***** Records provided

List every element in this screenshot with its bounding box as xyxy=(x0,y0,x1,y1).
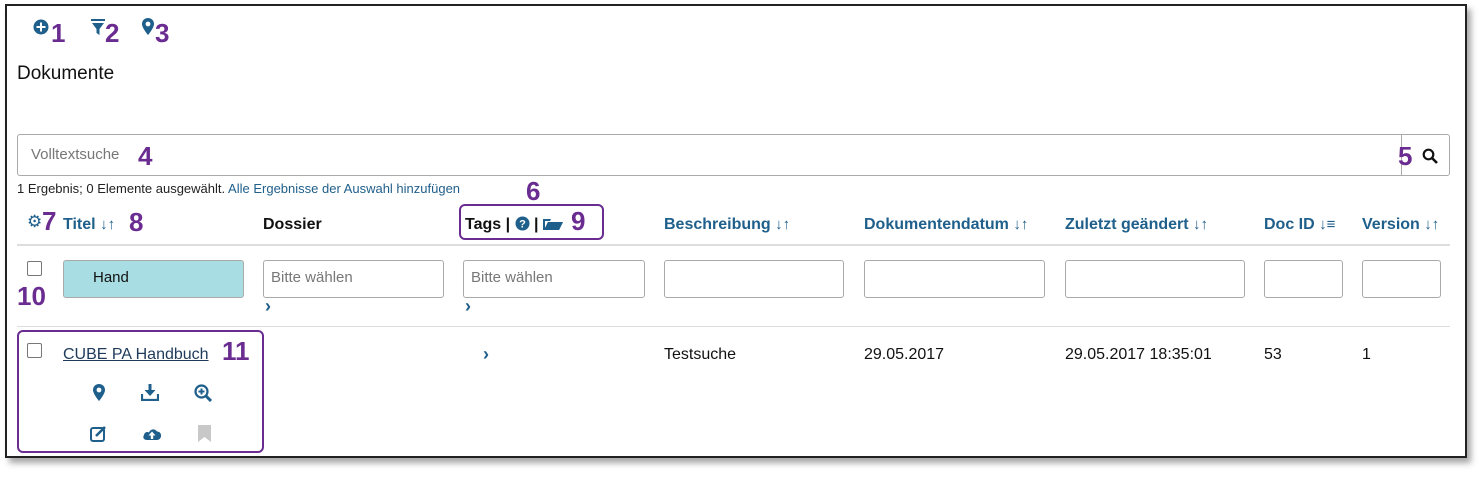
row-beschreibung: Testsuche xyxy=(664,346,737,363)
sort-icon[interactable]: ↓↑ xyxy=(1013,216,1028,233)
sort-icon[interactable]: ↓↑ xyxy=(100,216,115,233)
help-icon[interactable]: ? xyxy=(515,216,530,233)
sort-icon[interactable]: ↓↑ xyxy=(1424,216,1439,233)
map-marker-icon xyxy=(93,384,105,401)
titel-header-label: Titel xyxy=(63,216,96,233)
tags-filter-select[interactable]: Bitte wählen xyxy=(463,260,645,298)
header-divider xyxy=(17,244,1450,246)
download-button[interactable] xyxy=(140,384,160,406)
callout-9: 9 xyxy=(571,206,586,236)
docid-filter-input[interactable] xyxy=(1264,260,1343,298)
tags-header-label: Tags xyxy=(465,216,502,233)
callout-5: 5 xyxy=(1398,141,1413,171)
beschreibung-header-label: Beschreibung xyxy=(664,216,771,233)
row-dokumentendatum: 29.05.2017 xyxy=(864,346,945,363)
filter-button[interactable] xyxy=(91,19,105,40)
cloud-upload-icon xyxy=(143,429,162,440)
dossier-filter-select[interactable]: Bitte wählen xyxy=(263,260,444,298)
chevron-right-icon[interactable]: › xyxy=(465,296,471,317)
zoom-in-icon xyxy=(194,384,213,403)
edit-icon xyxy=(90,426,106,442)
column-header-dossier: Dossier xyxy=(263,216,322,233)
sort-desc-icon[interactable]: ↓≡ xyxy=(1319,216,1335,233)
column-header-dokumentendatum[interactable]: Dokumentendatum ↓↑ xyxy=(864,216,1028,234)
beschreibung-filter-input[interactable] xyxy=(664,260,844,298)
column-header-docid[interactable]: Doc ID ↓≡ xyxy=(1264,216,1335,234)
edit-button[interactable] xyxy=(90,425,107,447)
row-checkbox[interactable] xyxy=(27,343,42,358)
locate-button[interactable] xyxy=(93,384,105,406)
location-button[interactable] xyxy=(142,18,154,40)
add-all-results-link[interactable]: Alle Ergebnisse der Auswahl hinzufügen xyxy=(228,181,460,196)
results-summary: 1 Ergebnis; 0 Elemente ausgewählt. Alle … xyxy=(17,181,460,196)
callout-2: 2 xyxy=(105,18,120,48)
filter-icon xyxy=(91,19,105,35)
callout-8: 8 xyxy=(129,207,144,237)
sort-icon[interactable]: ↓↑ xyxy=(775,216,790,233)
column-settings-button[interactable]: ⚙ xyxy=(27,212,42,232)
sort-icon[interactable]: ↓↑ xyxy=(1193,216,1208,233)
map-marker-icon xyxy=(142,18,154,35)
svg-text:?: ? xyxy=(519,219,526,231)
row-docid: 53 xyxy=(1264,346,1282,363)
zuletzt-header-label: Zuletzt geändert xyxy=(1065,216,1189,233)
row-divider xyxy=(17,326,1450,327)
search-button[interactable]: 5 xyxy=(1398,134,1450,176)
select-all-checkbox[interactable] xyxy=(27,261,42,276)
version-filter-input[interactable] xyxy=(1362,260,1441,298)
docid-header-label: Doc ID xyxy=(1264,216,1315,233)
column-header-titel[interactable]: Titel ↓↑ xyxy=(63,216,115,234)
zuletzt-filter-input[interactable] xyxy=(1065,260,1245,298)
preview-button[interactable] xyxy=(194,384,213,407)
gear-icon: ⚙ xyxy=(27,212,43,231)
bookmark-button[interactable] xyxy=(198,425,211,447)
callout-10: 10 xyxy=(17,281,46,311)
page-title: Dokumente xyxy=(17,63,115,84)
row-version: 1 xyxy=(1362,346,1371,363)
results-count-text: 1 Ergebnis; 0 Elemente ausgewählt. xyxy=(17,181,226,196)
column-header-tags: Tags | ? | xyxy=(465,216,563,234)
chevron-right-icon[interactable]: › xyxy=(483,344,489,365)
version-header-label: Version xyxy=(1362,216,1420,233)
bookmark-icon xyxy=(198,425,211,442)
search-input[interactable]: Volltextsuche 4 xyxy=(17,134,1402,176)
search-placeholder: Volltextsuche xyxy=(31,146,120,163)
callout-11: 11 xyxy=(222,336,250,366)
column-header-version[interactable]: Version ↓↑ xyxy=(1362,216,1439,234)
dokumentendatum-filter-input[interactable] xyxy=(864,260,1045,298)
callout-1: 1 xyxy=(51,18,66,48)
search-icon xyxy=(1422,148,1438,164)
callout-4: 4 xyxy=(138,141,153,171)
add-document-button[interactable] xyxy=(33,19,49,40)
callout-6: 6 xyxy=(526,176,541,206)
folder-open-icon[interactable] xyxy=(542,216,563,233)
plus-circle-icon xyxy=(33,19,49,35)
callout-3: 3 xyxy=(155,18,170,48)
row-zuletzt-geaendert: 29.05.2017 18:35:01 xyxy=(1065,346,1212,363)
callout-7: 7 xyxy=(42,206,57,236)
titel-filter-input[interactable]: Hand xyxy=(63,260,244,298)
chevron-right-icon[interactable]: › xyxy=(265,296,271,317)
document-title-link[interactable]: CUBE PA Handbuch xyxy=(63,346,209,364)
document-list-panel: 1 2 3 Dokumente Volltextsuche 4 5 1 Erge… xyxy=(5,4,1467,458)
upload-button[interactable] xyxy=(142,426,162,447)
column-header-zuletzt-geaendert[interactable]: Zuletzt geändert ↓↑ xyxy=(1065,216,1208,234)
download-icon xyxy=(140,384,160,402)
column-header-beschreibung[interactable]: Beschreibung ↓↑ xyxy=(664,216,790,234)
dokumentendatum-header-label: Dokumentendatum xyxy=(864,216,1009,233)
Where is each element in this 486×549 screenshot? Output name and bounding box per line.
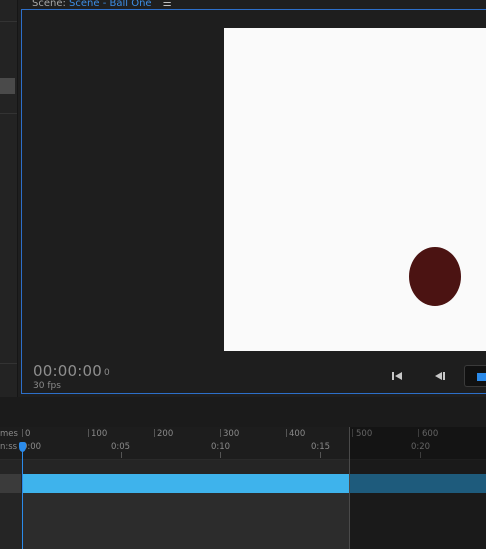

**********

Brief >> Please reproduce all of the lines above word for word, leaving out the pictures.

Answer to the exercise >>
List every element in this screenshot with its bounding box as xyxy=(x0,y0,x1,y1).
row-beschreibung: Testsuche xyxy=(664,346,737,363)
sort-icon[interactable]: ↓↑ xyxy=(1013,216,1028,233)
sort-icon[interactable]: ↓↑ xyxy=(100,216,115,233)
help-icon[interactable]: ? xyxy=(515,216,530,233)
sort-icon[interactable]: ↓↑ xyxy=(1424,216,1439,233)
map-marker-icon xyxy=(93,384,105,401)
titel-header-label: Titel xyxy=(63,216,96,233)
tags-filter-select[interactable]: Bitte wählen xyxy=(463,260,645,298)
header-divider xyxy=(17,244,1450,246)
download-button[interactable] xyxy=(140,384,160,406)
callout-9: 9 xyxy=(571,206,586,236)
docid-filter-input[interactable] xyxy=(1264,260,1343,298)
tags-header-label: Tags xyxy=(465,216,502,233)
callout-5: 5 xyxy=(1398,141,1413,171)
beschreibung-header-label: Beschreibung xyxy=(664,216,771,233)
row-dokumentendatum: 29.05.2017 xyxy=(864,346,945,363)
filter-button[interactable] xyxy=(91,19,105,40)
cloud-upload-icon xyxy=(143,429,162,440)
dossier-filter-select[interactable]: Bitte wählen xyxy=(263,260,444,298)
chevron-right-icon[interactable]: › xyxy=(465,296,471,317)
zoom-in-icon xyxy=(194,384,213,403)
edit-icon xyxy=(90,426,106,442)
column-header-dossier: Dossier xyxy=(263,216,322,233)
sort-desc-icon[interactable]: ↓≡ xyxy=(1319,216,1335,233)
column-header-dokumentendatum[interactable]: Dokumentendatum ↓↑ xyxy=(864,216,1028,234)
beschreibung-filter-input[interactable] xyxy=(664,260,844,298)
column-header-docid[interactable]: Doc ID ↓≡ xyxy=(1264,216,1335,234)
edit-button[interactable] xyxy=(90,425,107,447)
row-checkbox[interactable] xyxy=(27,343,42,358)
locate-button[interactable] xyxy=(93,384,105,406)
location-button[interactable] xyxy=(142,18,154,40)
add-all-results-link[interactable]: Alle Ergebnisse der Auswahl hinzufügen xyxy=(228,181,460,196)
results-summary: 1 Ergebnis; 0 Elemente ausgewählt. Alle … xyxy=(17,181,460,196)
callout-2: 2 xyxy=(105,18,120,48)
filter-icon xyxy=(91,19,105,35)
callout-8: 8 xyxy=(129,207,144,237)
sort-icon[interactable]: ↓↑ xyxy=(775,216,790,233)
column-settings-button[interactable]: ⚙ xyxy=(27,212,42,232)
sort-icon[interactable]: ↓↑ xyxy=(1193,216,1208,233)
map-marker-icon xyxy=(142,18,154,35)
svg-text:?: ? xyxy=(519,219,526,231)
row-docid: 53 xyxy=(1264,346,1282,363)
zuletzt-header-label: Zuletzt geändert xyxy=(1065,216,1189,233)
row-divider xyxy=(17,326,1450,327)
search-button[interactable]: 5 xyxy=(1398,134,1450,176)
select-all-checkbox[interactable] xyxy=(27,261,42,276)
version-filter-input[interactable] xyxy=(1362,260,1441,298)
docid-header-label: Doc ID xyxy=(1264,216,1315,233)
column-header-titel[interactable]: Titel ↓↑ xyxy=(63,216,115,234)
zuletzt-filter-input[interactable] xyxy=(1065,260,1245,298)
preview-button[interactable] xyxy=(194,384,213,407)
gear-icon: ⚙ xyxy=(27,212,43,231)
bookmark-button[interactable] xyxy=(198,425,211,447)
callout-10: 10 xyxy=(17,281,46,311)
page-title: Dokumente xyxy=(17,63,115,84)
row-version: 1 xyxy=(1362,346,1371,363)
results-count-text: 1 Ergebnis; 0 Elemente ausgewählt. xyxy=(17,181,226,196)
column-header-tags: Tags | ? | xyxy=(465,216,563,234)
chevron-right-icon[interactable]: › xyxy=(483,344,489,365)
version-header-label: Version xyxy=(1362,216,1420,233)
bookmark-icon xyxy=(198,425,211,442)
search-input[interactable]: Volltextsuche 4 xyxy=(17,134,1402,176)
search-placeholder: Volltextsuche xyxy=(31,146,120,163)
callout-11: 11 xyxy=(222,336,250,366)
column-header-version[interactable]: Version ↓↑ xyxy=(1362,216,1439,234)
dokumentendatum-filter-input[interactable] xyxy=(864,260,1045,298)
callout-1: 1 xyxy=(51,18,66,48)
search-icon xyxy=(1422,148,1438,164)
callout-4: 4 xyxy=(138,141,153,171)
add-document-button[interactable] xyxy=(33,19,49,40)
callout-6: 6 xyxy=(526,176,541,206)
folder-open-icon[interactable] xyxy=(542,216,563,233)
plus-circle-icon xyxy=(33,19,49,35)
callout-3: 3 xyxy=(155,18,170,48)
row-zuletzt-geaendert: 29.05.2017 18:35:01 xyxy=(1065,346,1212,363)
callout-7: 7 xyxy=(42,206,57,236)
titel-filter-input[interactable]: Hand xyxy=(63,260,244,298)
chevron-right-icon[interactable]: › xyxy=(265,296,271,317)
document-title-link[interactable]: CUBE PA Handbuch xyxy=(63,346,209,364)
document-list-panel: 1 2 3 Dokumente Volltextsuche 4 5 1 Erge… xyxy=(5,4,1467,458)
upload-button[interactable] xyxy=(142,426,162,447)
column-header-zuletzt-geaendert[interactable]: Zuletzt geändert ↓↑ xyxy=(1065,216,1208,234)
download-icon xyxy=(140,384,160,402)
column-header-beschreibung[interactable]: Beschreibung ↓↑ xyxy=(664,216,790,234)
dokumentendatum-header-label: Dokumentendatum xyxy=(864,216,1009,233)
Where is each element in this 486×549 screenshot? Output name and bounding box per line.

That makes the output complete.